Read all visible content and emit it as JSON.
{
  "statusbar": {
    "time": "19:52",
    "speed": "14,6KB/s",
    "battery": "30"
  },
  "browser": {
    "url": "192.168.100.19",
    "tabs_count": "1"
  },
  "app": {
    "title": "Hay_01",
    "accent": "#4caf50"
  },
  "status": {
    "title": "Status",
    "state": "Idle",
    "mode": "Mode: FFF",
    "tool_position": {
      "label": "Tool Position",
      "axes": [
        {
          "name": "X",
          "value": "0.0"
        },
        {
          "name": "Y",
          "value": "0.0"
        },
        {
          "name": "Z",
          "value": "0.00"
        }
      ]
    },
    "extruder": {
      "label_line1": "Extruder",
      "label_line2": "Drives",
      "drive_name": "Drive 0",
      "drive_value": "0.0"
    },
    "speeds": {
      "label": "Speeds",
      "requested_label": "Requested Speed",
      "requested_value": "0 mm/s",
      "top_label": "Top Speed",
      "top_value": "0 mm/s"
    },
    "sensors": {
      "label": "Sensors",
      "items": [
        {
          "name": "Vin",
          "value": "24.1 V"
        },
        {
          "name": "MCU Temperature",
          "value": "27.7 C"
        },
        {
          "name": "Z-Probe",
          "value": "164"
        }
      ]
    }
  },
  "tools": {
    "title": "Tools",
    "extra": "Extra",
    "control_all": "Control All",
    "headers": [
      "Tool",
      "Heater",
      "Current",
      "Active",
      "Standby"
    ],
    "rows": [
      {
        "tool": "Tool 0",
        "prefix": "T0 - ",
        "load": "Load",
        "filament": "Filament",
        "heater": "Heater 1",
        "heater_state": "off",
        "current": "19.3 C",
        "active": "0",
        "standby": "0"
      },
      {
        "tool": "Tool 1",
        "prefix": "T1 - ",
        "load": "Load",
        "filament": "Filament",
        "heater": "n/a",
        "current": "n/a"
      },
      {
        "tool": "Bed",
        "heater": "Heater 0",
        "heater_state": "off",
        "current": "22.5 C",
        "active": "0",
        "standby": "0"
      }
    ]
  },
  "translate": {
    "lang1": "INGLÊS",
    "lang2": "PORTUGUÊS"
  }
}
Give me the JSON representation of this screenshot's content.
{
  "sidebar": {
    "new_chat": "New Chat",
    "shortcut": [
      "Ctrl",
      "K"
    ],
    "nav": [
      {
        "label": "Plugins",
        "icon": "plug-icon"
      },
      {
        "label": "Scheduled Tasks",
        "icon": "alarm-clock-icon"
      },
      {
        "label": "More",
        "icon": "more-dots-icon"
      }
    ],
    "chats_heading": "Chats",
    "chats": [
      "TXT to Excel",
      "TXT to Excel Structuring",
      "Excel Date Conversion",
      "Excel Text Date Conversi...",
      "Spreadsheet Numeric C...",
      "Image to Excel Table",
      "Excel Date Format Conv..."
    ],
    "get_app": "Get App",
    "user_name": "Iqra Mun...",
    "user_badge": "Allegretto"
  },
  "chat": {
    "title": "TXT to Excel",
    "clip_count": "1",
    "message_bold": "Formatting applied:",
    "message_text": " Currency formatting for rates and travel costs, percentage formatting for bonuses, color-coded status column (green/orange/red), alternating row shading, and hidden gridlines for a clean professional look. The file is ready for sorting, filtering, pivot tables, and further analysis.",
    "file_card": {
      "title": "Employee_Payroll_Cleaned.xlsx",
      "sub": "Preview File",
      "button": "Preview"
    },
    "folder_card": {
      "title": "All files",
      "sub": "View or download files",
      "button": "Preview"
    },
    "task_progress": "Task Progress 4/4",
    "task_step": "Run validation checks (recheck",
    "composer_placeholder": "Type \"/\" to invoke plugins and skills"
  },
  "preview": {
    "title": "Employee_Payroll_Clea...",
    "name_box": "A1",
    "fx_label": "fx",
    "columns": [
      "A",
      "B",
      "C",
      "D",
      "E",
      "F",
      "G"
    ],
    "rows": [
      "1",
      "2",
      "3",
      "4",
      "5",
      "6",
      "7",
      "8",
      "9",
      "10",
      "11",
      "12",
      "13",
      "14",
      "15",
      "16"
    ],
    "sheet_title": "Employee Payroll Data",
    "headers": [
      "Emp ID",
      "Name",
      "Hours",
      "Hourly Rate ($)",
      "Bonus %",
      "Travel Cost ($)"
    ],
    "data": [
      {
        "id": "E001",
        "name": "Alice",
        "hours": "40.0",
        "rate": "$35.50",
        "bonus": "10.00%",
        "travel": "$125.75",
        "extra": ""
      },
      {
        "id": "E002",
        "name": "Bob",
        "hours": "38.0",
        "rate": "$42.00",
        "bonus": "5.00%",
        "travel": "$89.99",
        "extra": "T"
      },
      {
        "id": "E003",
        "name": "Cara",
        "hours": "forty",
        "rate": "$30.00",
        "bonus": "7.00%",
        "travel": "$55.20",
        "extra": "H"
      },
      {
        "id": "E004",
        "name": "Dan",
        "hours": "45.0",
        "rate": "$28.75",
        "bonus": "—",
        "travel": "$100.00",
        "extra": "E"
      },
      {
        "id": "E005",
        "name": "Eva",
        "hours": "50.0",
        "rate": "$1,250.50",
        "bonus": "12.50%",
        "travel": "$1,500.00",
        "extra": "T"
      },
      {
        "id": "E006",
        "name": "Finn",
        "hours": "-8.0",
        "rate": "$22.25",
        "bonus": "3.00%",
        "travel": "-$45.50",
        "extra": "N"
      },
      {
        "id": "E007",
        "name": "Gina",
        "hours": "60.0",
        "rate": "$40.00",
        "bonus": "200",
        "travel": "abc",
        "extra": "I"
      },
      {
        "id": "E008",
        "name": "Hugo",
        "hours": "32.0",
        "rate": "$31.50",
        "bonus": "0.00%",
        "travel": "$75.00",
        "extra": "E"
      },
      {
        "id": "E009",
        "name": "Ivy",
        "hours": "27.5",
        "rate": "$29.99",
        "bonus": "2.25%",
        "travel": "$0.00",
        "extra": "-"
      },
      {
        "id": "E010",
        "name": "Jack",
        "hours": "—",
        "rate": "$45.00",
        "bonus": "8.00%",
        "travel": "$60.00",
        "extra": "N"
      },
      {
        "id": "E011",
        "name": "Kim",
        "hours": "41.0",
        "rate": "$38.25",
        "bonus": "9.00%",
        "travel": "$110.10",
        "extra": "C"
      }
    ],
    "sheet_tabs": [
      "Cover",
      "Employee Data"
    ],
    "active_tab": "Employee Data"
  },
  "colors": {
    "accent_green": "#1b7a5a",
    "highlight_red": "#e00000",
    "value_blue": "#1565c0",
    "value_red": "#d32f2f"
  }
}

→ **Task requirements**: Write the entries again, exactly as they stand.

→ **Result for this task**:
Read all visible content and emit it as JSON.
{
  "statusbar": {
    "time": "19:52",
    "speed": "14,6KB/s",
    "battery": "30"
  },
  "browser": {
    "url": "192.168.100.19",
    "tabs_count": "1"
  },
  "app": {
    "title": "Hay_01",
    "accent": "#4caf50"
  },
  "status": {
    "title": "Status",
    "state": "Idle",
    "mode": "Mode: FFF",
    "tool_position": {
      "label": "Tool Position",
      "axes": [
        {
          "name": "X",
          "value": "0.0"
        },
        {
          "name": "Y",
          "value": "0.0"
        },
        {
          "name": "Z",
          "value": "0.00"
        }
      ]
    },
    "extruder": {
      "label_line1": "Extruder",
      "label_line2": "Drives",
      "drive_name": "Drive 0",
      "drive_value": "0.0"
    },
    "speeds": {
      "label": "Speeds",
      "requested_label": "Requested Speed",
      "requested_value": "0 mm/s",
      "top_label": "Top Speed",
      "top_value": "0 mm/s"
    },
    "sensors": {
      "label": "Sensors",
      "items": [
        {
          "name": "Vin",
          "value": "24.1 V"
        },
        {
          "name": "MCU Temperature",
          "value": "27.7 C"
        },
        {
          "name": "Z-Probe",
          "value": "164"
        }
      ]
    }
  },
  "tools": {
    "title": "Tools",
    "extra": "Extra",
    "control_all": "Control All",
    "headers": [
      "Tool",
      "Heater",
      "Current",
      "Active",
      "Standby"
    ],
    "rows": [
      {
        "tool": "Tool 0",
        "prefix": "T0 - ",
        "load": "Load",
        "filament": "Filament",
        "heater": "Heater 1",
        "heater_state": "off",
        "current": "19.3 C",
        "active": "0",
        "standby": "0"
      },
      {
        "tool": "Tool 1",
        "prefix": "T1 - ",
        "load": "Load",
        "filament": "Filament",
        "heater": "n/a",
        "current": "n/a"
      },
      {
        "tool": "Bed",
        "heater": "Heater 0",
        "heater_state": "off",
        "current": "22.5 C",
        "active": "0",
        "standby": "0"
      }
    ]
  },
  "translate": {
    "lang1": "INGLÊS",
    "lang2": "PORTUGUÊS"
  }
}
Give me the JSON representation of this screenshot's content.
{
  "sidebar": {
    "new_chat": "New Chat",
    "shortcut": [
      "Ctrl",
      "K"
    ],
    "nav": [
      {
        "label": "Plugins",
        "icon": "plug-icon"
      },
      {
        "label": "Scheduled Tasks",
        "icon": "alarm-clock-icon"
      },
      {
        "label": "More",
        "icon": "more-dots-icon"
      }
    ],
    "chats_heading": "Chats",
    "chats": [
      "TXT to Excel",
      "TXT to Excel Structuring",
      "Excel Date Conversion",
      "Excel Text Date Conversi...",
      "Spreadsheet Numeric C...",
      "Image to Excel Table",
      "Excel Date Format Conv..."
    ],
    "get_app": "Get App",
    "user_name": "Iqra Mun...",
    "user_badge": "Allegretto"
  },
  "chat": {
    "title": "TXT to Excel",
    "clip_count": "1",
    "message_bold": "Formatting applied:",
    "message_text": " Currency formatting for rates and travel costs, percentage formatting for bonuses, color-coded status column (green/orange/red), alternating row shading, and hidden gridlines for a clean professional look. The file is ready for sorting, filtering, pivot tables, and further analysis.",
    "file_card": {
      "title": "Employee_Payroll_Cleaned.xlsx",
      "sub": "Preview File",
      "button": "Preview"
    },
    "folder_card": {
      "title": "All files",
      "sub": "View or download files",
      "button": "Preview"
    },
    "task_progress": "Task Progress 4/4",
    "task_step": "Run validation checks (recheck",
    "composer_placeholder": "Type \"/\" to invoke plugins and skills"
  },
  "preview": {
    "title": "Employee_Payroll_Clea...",
    "name_box": "A1",
    "fx_label": "fx",
    "columns": [
      "A",
      "B",
      "C",
      "D",
      "E",
      "F",
      "G"
    ],
    "rows": [
      "1",
      "2",
      "3",
      "4",
      "5",
      "6",
      "7",
      "8",
      "9",
      "10",
      "11",
      "12",
      "13",
      "14",
      "15",
      "16"
    ],
    "sheet_title": "Employee Payroll Data",
    "headers": [
      "Emp ID",
      "Name",
      "Hours",
      "Hourly Rate ($)",
      "Bonus %",
      "Travel Cost ($)"
    ],
    "data": [
      {
        "id": "E001",
        "name": "Alice",
        "hours": "40.0",
        "rate": "$35.50",
        "bonus": "10.00%",
        "travel": "$125.75",
        "extra": ""
      },
      {
        "id": "E002",
        "name": "Bob",
        "hours": "38.0",
        "rate": "$42.00",
        "bonus": "5.00%",
        "travel": "$89.99",
        "extra": "T"
      },
      {
        "id": "E003",
        "name": "Cara",
        "hours": "forty",
        "rate": "$30.00",
        "bonus": "7.00%",
        "travel": "$55.20",
        "extra": "H"
      },
      {
        "id": "E004",
        "name": "Dan",
        "hours": "45.0",
        "rate": "$28.75",
        "bonus": "—",
        "travel": "$100.00",
        "extra": "E"
      },
      {
        "id": "E005",
        "name": "Eva",
        "hours": "50.0",
        "rate": "$1,250.50",
        "bonus": "12.50%",
        "travel": "$1,500.00",
        "extra": "T"
      },
      {
        "id": "E006",
        "name": "Finn",
        "hours": "-8.0",
        "rate": "$22.25",
        "bonus": "3.00%",
        "travel": "-$45.50",
        "extra": "N"
      },
      {
        "id": "E007",
        "name": "Gina",
        "hours": "60.0",
        "rate": "$40.00",
        "bonus": "200",
        "travel": "abc",
        "extra": "I"
      },
      {
        "id": "E008",
        "name": "Hugo",
        "hours": "32.0",
        "rate": "$31.50",
        "bonus": "0.00%",
        "travel": "$75.00",
        "extra": "E"
      },
      {
        "id": "E009",
        "name": "Ivy",
        "hours": "27.5",
        "rate": "$29.99",
        "bonus": "2.25%",
        "travel": "$0.00",
        "extra": "-"
      },
      {
        "id": "E010",
        "name": "Jack",
        "hours": "—",
        "rate": "$45.00",
        "bonus": "8.00%",
        "travel": "$60.00",
        "extra": "N"
      },
      {
        "id": "E011",
        "name": "Kim",
        "hours": "41.0",
        "rate": "$38.25",
        "bonus": "9.00%",
        "travel": "$110.10",
        "extra": "C"
      }
    ],
    "sheet_tabs": [
      "Cover",
      "Employee Data"
    ],
    "active_tab": "Employee Data"
  },
  "colors": {
    "accent_green": "#1b7a5a",
    "highlight_red": "#e00000",
    "value_blue": "#1565c0",
    "value_red": "#d32f2f"
  }
}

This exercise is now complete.